Copy out every line that contains "until".
═════ Records to use ═════
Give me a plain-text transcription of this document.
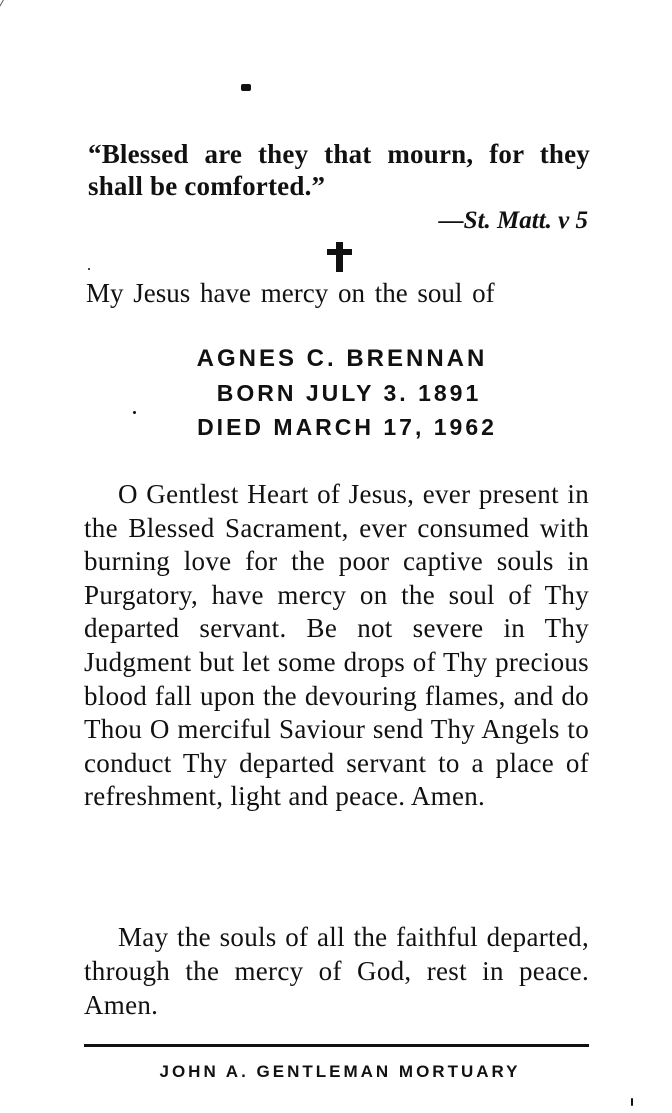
“Blessed are they that mourn, for they shall be comforted.”
—St. Matt. v 5
My Jesus have mercy on the soul of
AGNES C. BRENNAN
BORN JULY 3. 1891
DIED MARCH 17, 1962
O Gentlest Heart of Jesus, ever present in the Blessed Sacrament, ever consumed with burning love for the poor captive souls in Purgatory, have mercy on the soul of Thy departed servant. Be not severe in Thy Judgment but let some drops of Thy precious blood fall upon the devouring flames, and do Thou O merciful Saviour send Thy Angels to conduct Thy departed servant to a place of refreshment, light and peace. Amen.
May the souls of all the faithful departed, through the mercy of God, rest in peace. Amen.
JOHN A. GENTLEMAN MORTUARY
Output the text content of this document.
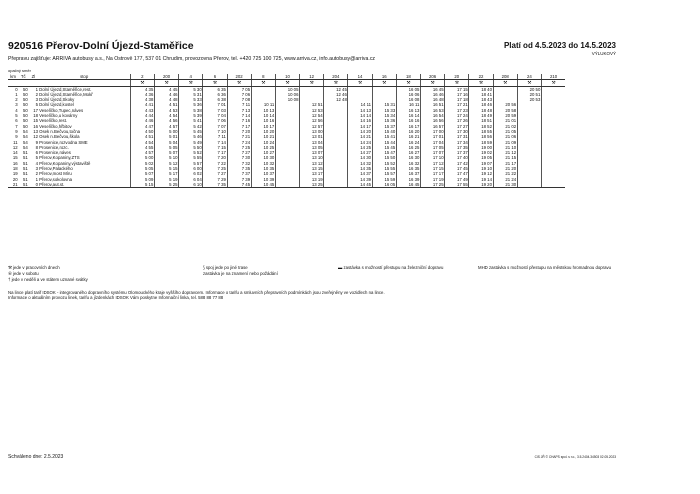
920516 Přerov-Dolní Újezd-Staměřice	Platí od 4.5.2023 do 14.5.2023
VÝLUKOVÝ
Přepravu zajišťuje: ARRIVA autobusy a.s., Na Ostrově 177, 537 01 Chrudim, provozovna Přerov, tel. +420 725 100 725, www.arriva.cz, info.autobusy@arriva.cz
opačný směr
km	Tč	Zl	stop	2	200	4	6	202	8	10	12	204	14	16	18	206	20	22	208	24	210
				⚒	⚒	⚒	⚒	⚒	⚒	⚒	⚒	⚒	⚒	⚒	⚒	⚒	⚒	⚒	⚒	⚒	⚒
0	50	1	Dolní Újezd,Staměřice,rest.	4 35	4 45	5 30	6 35	7 05		10 05		12 45			16 05	16 45	17 15	18 40		20 50	
1	50	2	Dolní Újezd,Staměřice,Mokř	4 36	4 46	5 31	6 36	7 06		10 06		12 46			16 06	16 46	17 16	18 41		20 51	
2	50	3	Dolní Újezd,Skoky	4 38	4 48	5 33	6 38	7 08		10 08		12 48			16 08	16 48	17 18	18 43		20 53	
3	50	5	Dolní Újezd,kostel	4 41	4 51	5 36	7 01	7 11	10 11		12 51		14 11	15 31	16 11	16 51	17 21	18 46	20 56		
4	50	17	Veselíčko,Tupec,náves	4 43	4 53	5 38	7 03	7 13	10 13		12 53		14 13	15 33	16 13	16 53	17 23	18 48	20 58		
5	50	18	Veselíčko,u kovárny	4 44	4 54	5 39	7 04	7 14	10 14		12 54		14 14	15 34	16 14	16 54	17 24	18 49	20 59		
6	50	15	Veselíčko,rest.	4 46	4 56	5 41	7 06	7 16	10 16		12 56		14 16	15 36	16 16	16 56	17 26	18 51	21 01		
7	50	16	Veselíčko,hřbitov	4 47	4 57	5 42	7 07	7 17	10 17		12 57		14 17	15 37	16 17	16 57	17 27	18 52	21 02		
9	54	13	Osek n.Bečvou,točna	4 50	5 00	5 45	7 10	7 20	10 20		13 00		14 20	15 40	16 20	17 00	17 30	18 55	21 05		
9	54	12	Osek n.Bečvou,škola	4 51	5 01	5 46	7 11	7 21	10 21		13 01		14 21	15 41	16 21	17 01	17 31	18 56	21 06		
11	54	9	Prosenice,rozvodna SME	4 54	5 04	5 49	7 14	7 24	10 24		13 04		14 24	15 44	16 24	17 04	17 34	18 59	21 09		
12	54	8	Prosenice,rozc.	4 55	5 05	5 50	7 15	7 25	10 25		13 05		14 25	15 45	16 25	17 05	17 35	19 00	21 10		
14	51	6	Prosenice,náves	4 57	5 07	5 52	7 17	7 27	10 27		13 07		14 27	15 47	16 27	17 07	17 37	19 02	21 12		
15	51	5	Přerov,Kopaniny,ZTS	5 00	5 10	5 55	7 20	7 30	10 30		13 10		14 30	15 50	16 30	17 10	17 40	19 05	21 15		
16	51	4	Přerov,Kopaniny,výstaviště	5 02	5 12	5 57	7 22	7 32	10 32		13 12		14 32	15 52	16 32	17 12	17 42	19 07	21 17		
18	51	3	Přerov,Palackého	5 05	5 15	6 00	7 25	7 35	10 35		13 15		14 35	15 55	16 35	17 15	17 45	19 10	21 20		
19	51	2	Přerov,most Míru	5 07	5 17	6 02	7 27	7 37	10 37		13 17		14 37	15 57	16 37	17 17	17 47	19 12	21 22		
20	51	1	Přerov,sokolovna	5 09	5 19	6 04	7 29	7 39	10 39		13 19		14 39	15 59	16 39	17 19	17 49	19 14	21 24		
21	51	0	Přerov,aut.st.	5 15	5 25	6 10	7 35	7 45	10 45		13 25		14 45	16 05	16 45	17 25	17 55	19 20	21 30		
⚒ jede v pracovních dnech
⑥ jede v sobotu
† jede v neděli a ve státem uznané svátky
⟆ spoj jede po jiné trase
zastávka je na znamení nebo požádání
▬ zastávka s možností přestupu na železniční dopravu	MHD zastávka s možností přestupu na městskou hromadnou dopravu
Na lince platí tarif IDSOK - integrovaného dopravního systému Olomouckého kraje vyššího dopravcem. Informace o tarifu a smluvních přepravních podmínkách jsou zveřejněny ve vozidlech na lince.
Informace o aktuálním provozu linek, tarifu a jízdenkách IDSOK Vám poskytne Informační linka, tel. 588 88 77 88
Schváleno dne: 2.5.2023	CIS JŘ © CHAPS spol. s r.o., 3.5.2404.34503 02.05.2023
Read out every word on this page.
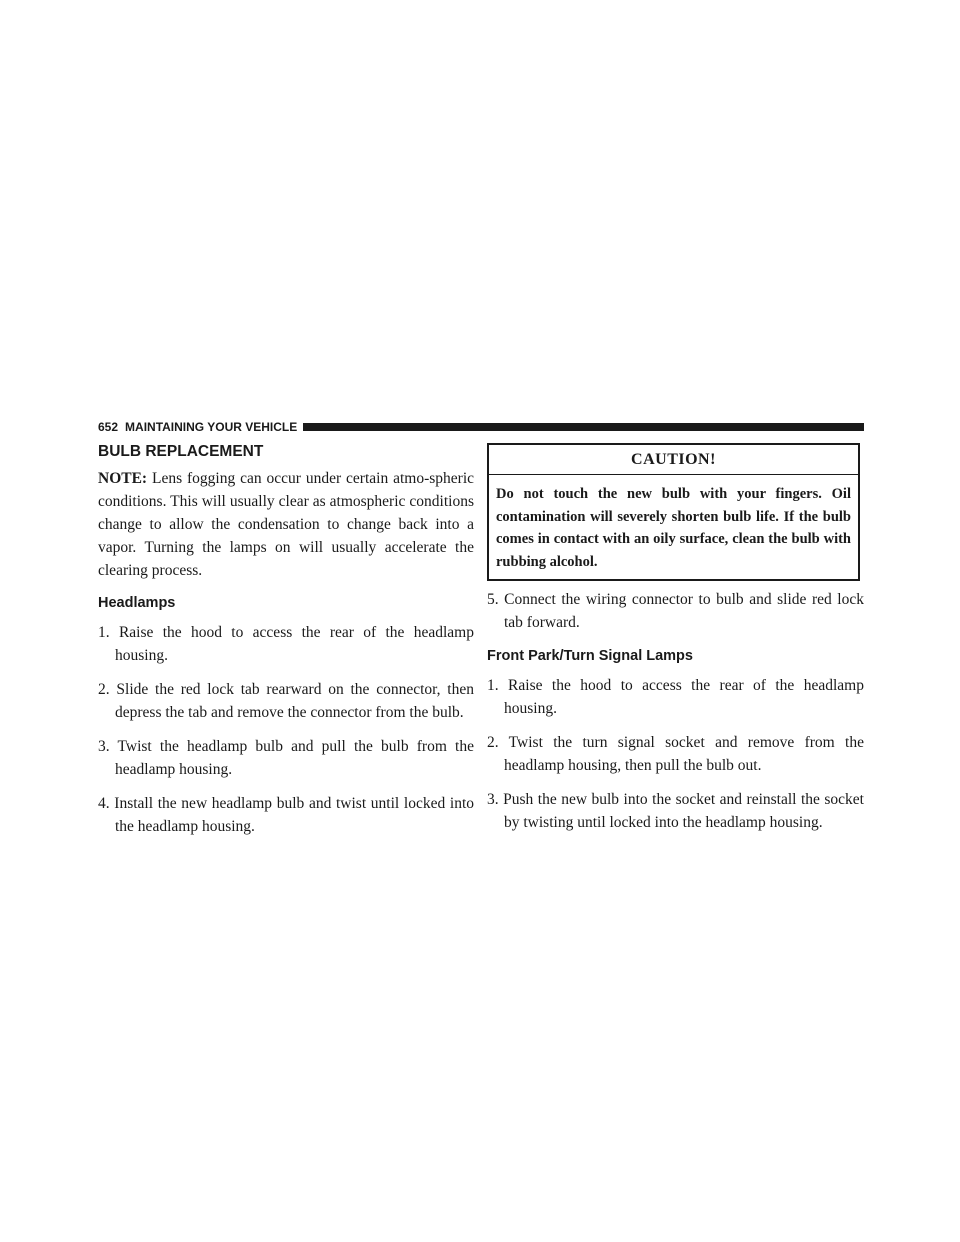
652 MAINTAINING YOUR VEHICLE
BULB REPLACEMENT

NOTE: Lens fogging can occur under certain atmo-spheric conditions. This will usually clear as atmospheric conditions change to allow the condensation to change back into a vapor. Turning the lamps on will usually accelerate the clearing process.

Headlamps
1. Raise the hood to access the rear of the headlamp housing.
2. Slide the red lock tab rearward on the connector, then depress the tab and remove the connector from the bulb.
3. Twist the headlamp bulb and pull the bulb from the headlamp housing.
4. Install the new headlamp bulb and twist until locked into the headlamp housing.
CAUTION!
Do not touch the new bulb with your fingers. Oil contamination will severely shorten bulb life. If the bulb comes in contact with an oily surface, clean the bulb with rubbing alcohol.
5. Connect the wiring connector to bulb and slide red lock tab forward.
Front Park/Turn Signal Lamps
1. Raise the hood to access the rear of the headlamp housing.
2. Twist the turn signal socket and remove from the headlamp housing, then pull the bulb out.
3. Push the new bulb into the socket and reinstall the socket by twisting until locked into the headlamp housing.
═════
- **Full response**
4. Install the new headlamp bulb and twist until locked into the headlamp housing.
3. Push the new bulb into the socket and reinstall the socket by twisting until locked into the headlamp housing.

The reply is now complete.